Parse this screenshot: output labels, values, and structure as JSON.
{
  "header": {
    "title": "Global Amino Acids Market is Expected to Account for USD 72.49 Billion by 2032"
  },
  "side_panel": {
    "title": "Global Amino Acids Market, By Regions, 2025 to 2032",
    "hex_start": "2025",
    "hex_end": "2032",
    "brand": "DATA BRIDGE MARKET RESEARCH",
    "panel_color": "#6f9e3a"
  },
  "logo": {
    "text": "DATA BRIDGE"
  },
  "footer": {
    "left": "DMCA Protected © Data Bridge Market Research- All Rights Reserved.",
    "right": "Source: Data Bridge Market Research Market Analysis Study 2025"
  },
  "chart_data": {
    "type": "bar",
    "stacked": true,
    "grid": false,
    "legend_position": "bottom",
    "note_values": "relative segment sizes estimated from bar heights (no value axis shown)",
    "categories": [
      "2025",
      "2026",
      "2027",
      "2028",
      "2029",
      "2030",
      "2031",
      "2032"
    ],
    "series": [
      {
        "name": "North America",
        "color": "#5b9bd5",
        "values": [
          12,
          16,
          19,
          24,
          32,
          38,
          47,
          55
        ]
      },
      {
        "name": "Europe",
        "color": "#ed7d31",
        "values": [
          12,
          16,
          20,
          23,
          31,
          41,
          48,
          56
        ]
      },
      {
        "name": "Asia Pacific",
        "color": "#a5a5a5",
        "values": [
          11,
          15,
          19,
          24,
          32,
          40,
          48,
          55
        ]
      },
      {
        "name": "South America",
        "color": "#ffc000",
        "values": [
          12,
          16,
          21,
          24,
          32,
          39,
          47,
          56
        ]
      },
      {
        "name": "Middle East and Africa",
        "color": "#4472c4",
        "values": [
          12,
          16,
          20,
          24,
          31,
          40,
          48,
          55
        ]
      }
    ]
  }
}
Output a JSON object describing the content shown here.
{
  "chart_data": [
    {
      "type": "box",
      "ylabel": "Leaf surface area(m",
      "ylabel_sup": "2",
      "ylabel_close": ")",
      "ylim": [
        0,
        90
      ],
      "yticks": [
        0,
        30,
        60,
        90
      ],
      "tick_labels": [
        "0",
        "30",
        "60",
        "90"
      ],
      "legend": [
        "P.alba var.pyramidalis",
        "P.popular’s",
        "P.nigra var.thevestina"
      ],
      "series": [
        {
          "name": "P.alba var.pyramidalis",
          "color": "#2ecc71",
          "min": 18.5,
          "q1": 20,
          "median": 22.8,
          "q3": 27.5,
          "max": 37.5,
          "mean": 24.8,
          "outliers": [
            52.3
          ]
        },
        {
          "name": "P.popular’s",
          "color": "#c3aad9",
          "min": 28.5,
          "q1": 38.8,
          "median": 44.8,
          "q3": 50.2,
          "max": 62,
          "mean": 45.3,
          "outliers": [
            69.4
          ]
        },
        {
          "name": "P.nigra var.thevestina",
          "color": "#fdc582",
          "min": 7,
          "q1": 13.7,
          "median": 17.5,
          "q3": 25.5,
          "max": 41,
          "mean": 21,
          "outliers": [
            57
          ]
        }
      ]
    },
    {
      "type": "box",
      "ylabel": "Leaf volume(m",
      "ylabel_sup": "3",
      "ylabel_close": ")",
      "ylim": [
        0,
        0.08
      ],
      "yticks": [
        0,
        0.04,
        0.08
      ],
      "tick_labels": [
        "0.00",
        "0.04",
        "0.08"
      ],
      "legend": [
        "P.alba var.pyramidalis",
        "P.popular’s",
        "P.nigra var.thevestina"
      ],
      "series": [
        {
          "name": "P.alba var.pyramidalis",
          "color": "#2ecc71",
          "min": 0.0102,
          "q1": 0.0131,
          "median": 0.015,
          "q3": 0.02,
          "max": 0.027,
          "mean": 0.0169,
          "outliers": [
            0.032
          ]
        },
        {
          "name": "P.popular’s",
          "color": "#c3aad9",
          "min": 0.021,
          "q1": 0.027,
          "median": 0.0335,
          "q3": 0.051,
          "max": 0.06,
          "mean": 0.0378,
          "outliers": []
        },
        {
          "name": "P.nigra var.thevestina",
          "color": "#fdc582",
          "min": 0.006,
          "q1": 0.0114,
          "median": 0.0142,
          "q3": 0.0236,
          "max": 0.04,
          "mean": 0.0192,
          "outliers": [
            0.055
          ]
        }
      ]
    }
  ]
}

********

▶ **WORK REQUIRED**
How many lines of these entries contain the string "America"? Reply with the number alone.

▶ **CORRECT RESPONSE**
2